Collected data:
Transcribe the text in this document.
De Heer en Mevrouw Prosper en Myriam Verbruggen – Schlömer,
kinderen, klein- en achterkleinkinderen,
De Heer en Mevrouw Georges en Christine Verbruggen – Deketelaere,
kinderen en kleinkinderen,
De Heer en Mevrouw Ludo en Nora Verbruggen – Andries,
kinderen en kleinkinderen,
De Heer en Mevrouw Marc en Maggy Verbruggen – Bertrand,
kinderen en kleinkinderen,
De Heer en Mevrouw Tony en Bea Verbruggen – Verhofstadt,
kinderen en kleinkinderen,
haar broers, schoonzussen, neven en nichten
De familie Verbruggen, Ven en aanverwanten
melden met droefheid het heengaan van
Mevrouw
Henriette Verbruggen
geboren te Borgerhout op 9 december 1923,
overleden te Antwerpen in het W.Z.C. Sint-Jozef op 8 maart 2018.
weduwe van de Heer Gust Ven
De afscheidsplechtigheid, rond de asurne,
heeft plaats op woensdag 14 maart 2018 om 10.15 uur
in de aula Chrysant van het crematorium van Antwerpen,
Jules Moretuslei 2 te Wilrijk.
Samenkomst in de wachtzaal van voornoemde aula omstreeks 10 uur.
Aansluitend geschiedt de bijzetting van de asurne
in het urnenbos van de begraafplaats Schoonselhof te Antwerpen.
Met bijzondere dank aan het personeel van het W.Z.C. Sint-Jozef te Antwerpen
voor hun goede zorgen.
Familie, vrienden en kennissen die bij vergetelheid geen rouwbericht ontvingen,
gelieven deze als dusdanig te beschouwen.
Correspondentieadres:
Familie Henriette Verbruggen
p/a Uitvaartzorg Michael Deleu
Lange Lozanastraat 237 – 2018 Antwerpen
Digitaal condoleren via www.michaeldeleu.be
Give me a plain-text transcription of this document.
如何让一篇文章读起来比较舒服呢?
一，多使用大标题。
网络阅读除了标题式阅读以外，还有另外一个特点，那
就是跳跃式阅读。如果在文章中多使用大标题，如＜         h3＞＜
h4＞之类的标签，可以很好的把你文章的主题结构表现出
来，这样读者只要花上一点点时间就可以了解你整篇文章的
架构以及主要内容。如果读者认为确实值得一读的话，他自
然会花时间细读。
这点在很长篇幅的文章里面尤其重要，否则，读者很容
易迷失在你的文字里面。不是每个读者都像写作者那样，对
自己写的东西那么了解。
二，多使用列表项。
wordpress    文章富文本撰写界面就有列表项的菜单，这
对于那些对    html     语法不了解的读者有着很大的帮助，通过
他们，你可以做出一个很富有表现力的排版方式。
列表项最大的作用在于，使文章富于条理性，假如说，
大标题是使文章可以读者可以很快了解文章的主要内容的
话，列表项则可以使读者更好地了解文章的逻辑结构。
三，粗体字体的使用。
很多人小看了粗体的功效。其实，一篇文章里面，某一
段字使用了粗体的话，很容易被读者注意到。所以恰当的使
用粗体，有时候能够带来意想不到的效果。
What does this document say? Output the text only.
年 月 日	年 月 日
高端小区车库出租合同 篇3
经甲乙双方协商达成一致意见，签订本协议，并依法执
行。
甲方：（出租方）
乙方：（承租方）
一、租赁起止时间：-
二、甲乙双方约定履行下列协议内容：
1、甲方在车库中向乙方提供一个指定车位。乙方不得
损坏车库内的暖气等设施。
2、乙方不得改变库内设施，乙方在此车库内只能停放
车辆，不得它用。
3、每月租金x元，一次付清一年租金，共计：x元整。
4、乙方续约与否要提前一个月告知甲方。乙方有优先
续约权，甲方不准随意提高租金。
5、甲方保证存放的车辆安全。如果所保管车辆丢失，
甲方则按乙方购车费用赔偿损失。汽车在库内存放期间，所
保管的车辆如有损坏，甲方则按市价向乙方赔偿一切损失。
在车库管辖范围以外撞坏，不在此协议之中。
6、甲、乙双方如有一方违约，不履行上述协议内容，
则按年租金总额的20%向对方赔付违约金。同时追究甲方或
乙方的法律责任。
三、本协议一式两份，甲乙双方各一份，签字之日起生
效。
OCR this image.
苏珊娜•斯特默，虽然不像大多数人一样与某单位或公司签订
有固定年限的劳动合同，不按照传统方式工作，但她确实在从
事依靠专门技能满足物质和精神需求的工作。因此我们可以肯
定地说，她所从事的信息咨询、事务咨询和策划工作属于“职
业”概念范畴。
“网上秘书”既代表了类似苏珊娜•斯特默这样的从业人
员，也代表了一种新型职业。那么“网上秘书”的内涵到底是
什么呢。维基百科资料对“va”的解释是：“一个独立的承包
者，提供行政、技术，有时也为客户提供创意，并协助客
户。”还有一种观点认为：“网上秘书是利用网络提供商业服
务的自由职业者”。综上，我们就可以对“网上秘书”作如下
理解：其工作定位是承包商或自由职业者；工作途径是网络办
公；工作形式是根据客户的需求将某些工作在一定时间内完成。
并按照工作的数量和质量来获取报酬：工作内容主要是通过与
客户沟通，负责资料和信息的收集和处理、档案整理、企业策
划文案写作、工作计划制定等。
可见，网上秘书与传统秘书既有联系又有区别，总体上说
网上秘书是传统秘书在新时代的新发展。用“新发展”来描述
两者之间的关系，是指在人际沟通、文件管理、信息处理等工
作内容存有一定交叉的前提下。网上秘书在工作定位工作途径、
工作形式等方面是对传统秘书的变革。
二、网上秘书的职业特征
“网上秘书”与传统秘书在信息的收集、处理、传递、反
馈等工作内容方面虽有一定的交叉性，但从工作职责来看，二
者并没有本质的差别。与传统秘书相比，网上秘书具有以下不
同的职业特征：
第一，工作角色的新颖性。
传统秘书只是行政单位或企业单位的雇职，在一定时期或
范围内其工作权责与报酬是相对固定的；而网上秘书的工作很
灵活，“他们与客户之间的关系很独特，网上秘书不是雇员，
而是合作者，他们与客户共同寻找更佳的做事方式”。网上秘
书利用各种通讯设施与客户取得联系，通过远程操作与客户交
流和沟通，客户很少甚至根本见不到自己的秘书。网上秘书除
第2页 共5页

Short problem: The records above should be repeated in full, exactly as given.

Final result:
Transcribe the text in this document.
De Heer en Mevrouw Prosper en Myriam Verbruggen – Schlömer,
kinderen, klein- en achterkleinkinderen,
De Heer en Mevrouw Georges en Christine Verbruggen – Deketelaere,
kinderen en kleinkinderen,
De Heer en Mevrouw Ludo en Nora Verbruggen – Andries,
kinderen en kleinkinderen,
De Heer en Mevrouw Marc en Maggy Verbruggen – Bertrand,
kinderen en kleinkinderen,
De Heer en Mevrouw Tony en Bea Verbruggen – Verhofstadt,
kinderen en kleinkinderen,
haar broers, schoonzussen, neven en nichten
De familie Verbruggen, Ven en aanverwanten
melden met droefheid het heengaan van
Mevrouw
Henriette Verbruggen
geboren te Borgerhout op 9 december 1923,
overleden te Antwerpen in het W.Z.C. Sint-Jozef op 8 maart 2018.
weduwe van de Heer Gust Ven
De afscheidsplechtigheid, rond de asurne,
heeft plaats op woensdag 14 maart 2018 om 10.15 uur
in de aula Chrysant van het crematorium van Antwerpen,
Jules Moretuslei 2 te Wilrijk.
Samenkomst in de wachtzaal van voornoemde aula omstreeks 10 uur.
Aansluitend geschiedt de bijzetting van de asurne
in het urnenbos van de begraafplaats Schoonselhof te Antwerpen.
Met bijzondere dank aan het personeel van het W.Z.C. Sint-Jozef te Antwerpen
voor hun goede zorgen.
Familie, vrienden en kennissen die bij vergetelheid geen rouwbericht ontvingen,
gelieven deze als dusdanig te beschouwen.
Correspondentieadres:
Familie Henriette Verbruggen
p/a Uitvaartzorg Michael Deleu
Lange Lozanastraat 237 – 2018 Antwerpen
Digitaal condoleren via www.michaeldeleu.be
Give me a plain-text transcription of this document.
如何让一篇文章读起来比较舒服呢?
一，多使用大标题。
网络阅读除了标题式阅读以外，还有另外一个特点，那
就是跳跃式阅读。如果在文章中多使用大标题，如＜         h3＞＜
h4＞之类的标签，可以很好的把你文章的主题结构表现出
来，这样读者只要花上一点点时间就可以了解你整篇文章的
架构以及主要内容。如果读者认为确实值得一读的话，他自
然会花时间细读。
这点在很长篇幅的文章里面尤其重要，否则，读者很容
易迷失在你的文字里面。不是每个读者都像写作者那样，对
自己写的东西那么了解。
二，多使用列表项。
wordpress    文章富文本撰写界面就有列表项的菜单，这
对于那些对    html     语法不了解的读者有着很大的帮助，通过
他们，你可以做出一个很富有表现力的排版方式。
列表项最大的作用在于，使文章富于条理性，假如说，
大标题是使文章可以读者可以很快了解文章的主要内容的
话，列表项则可以使读者更好地了解文章的逻辑结构。
三，粗体字体的使用。
很多人小看了粗体的功效。其实，一篇文章里面，某一
段字使用了粗体的话，很容易被读者注意到。所以恰当的使
用粗体，有时候能够带来意想不到的效果。
What does this document say? Output the text only.
年 月 日	年 月 日
高端小区车库出租合同 篇3
经甲乙双方协商达成一致意见，签订本协议，并依法执
行。
甲方：（出租方）
乙方：（承租方）
一、租赁起止时间：-
二、甲乙双方约定履行下列协议内容：
1、甲方在车库中向乙方提供一个指定车位。乙方不得
损坏车库内的暖气等设施。
2、乙方不得改变库内设施，乙方在此车库内只能停放
车辆，不得它用。
3、每月租金x元，一次付清一年租金，共计：x元整。
4、乙方续约与否要提前一个月告知甲方。乙方有优先
续约权，甲方不准随意提高租金。
5、甲方保证存放的车辆安全。如果所保管车辆丢失，
甲方则按乙方购车费用赔偿损失。汽车在库内存放期间，所
保管的车辆如有损坏，甲方则按市价向乙方赔偿一切损失。
在车库管辖范围以外撞坏，不在此协议之中。
6、甲、乙双方如有一方违约，不履行上述协议内容，
则按年租金总额的20%向对方赔付违约金。同时追究甲方或
乙方的法律责任。
三、本协议一式两份，甲乙双方各一份，签字之日起生
效。
OCR this image.
苏珊娜•斯特默，虽然不像大多数人一样与某单位或公司签订
有固定年限的劳动合同，不按照传统方式工作，但她确实在从
事依靠专门技能满足物质和精神需求的工作。因此我们可以肯
定地说，她所从事的信息咨询、事务咨询和策划工作属于“职
业”概念范畴。
“网上秘书”既代表了类似苏珊娜•斯特默这样的从业人
员，也代表了一种新型职业。那么“网上秘书”的内涵到底是
什么呢。维基百科资料对“va”的解释是：“一个独立的承包
者，提供行政、技术，有时也为客户提供创意，并协助客
户。”还有一种观点认为：“网上秘书是利用网络提供商业服
务的自由职业者”。综上，我们就可以对“网上秘书”作如下
理解：其工作定位是承包商或自由职业者；工作途径是网络办
公；工作形式是根据客户的需求将某些工作在一定时间内完成。
并按照工作的数量和质量来获取报酬：工作内容主要是通过与
客户沟通，负责资料和信息的收集和处理、档案整理、企业策
划文案写作、工作计划制定等。
可见，网上秘书与传统秘书既有联系又有区别，总体上说
网上秘书是传统秘书在新时代的新发展。用“新发展”来描述
两者之间的关系，是指在人际沟通、文件管理、信息处理等工
作内容存有一定交叉的前提下。网上秘书在工作定位工作途径、
工作形式等方面是对传统秘书的变革。
二、网上秘书的职业特征
“网上秘书”与传统秘书在信息的收集、处理、传递、反
馈等工作内容方面虽有一定的交叉性，但从工作职责来看，二
者并没有本质的差别。与传统秘书相比，网上秘书具有以下不
同的职业特征：
第一，工作角色的新颖性。
传统秘书只是行政单位或企业单位的雇职，在一定时期或
范围内其工作权责与报酬是相对固定的；而网上秘书的工作很
灵活，“他们与客户之间的关系很独特，网上秘书不是雇员，
而是合作者，他们与客户共同寻找更佳的做事方式”。网上秘
书利用各种通讯设施与客户取得联系，通过远程操作与客户交
流和沟通，客户很少甚至根本见不到自己的秘书。网上秘书除
第2页 共5页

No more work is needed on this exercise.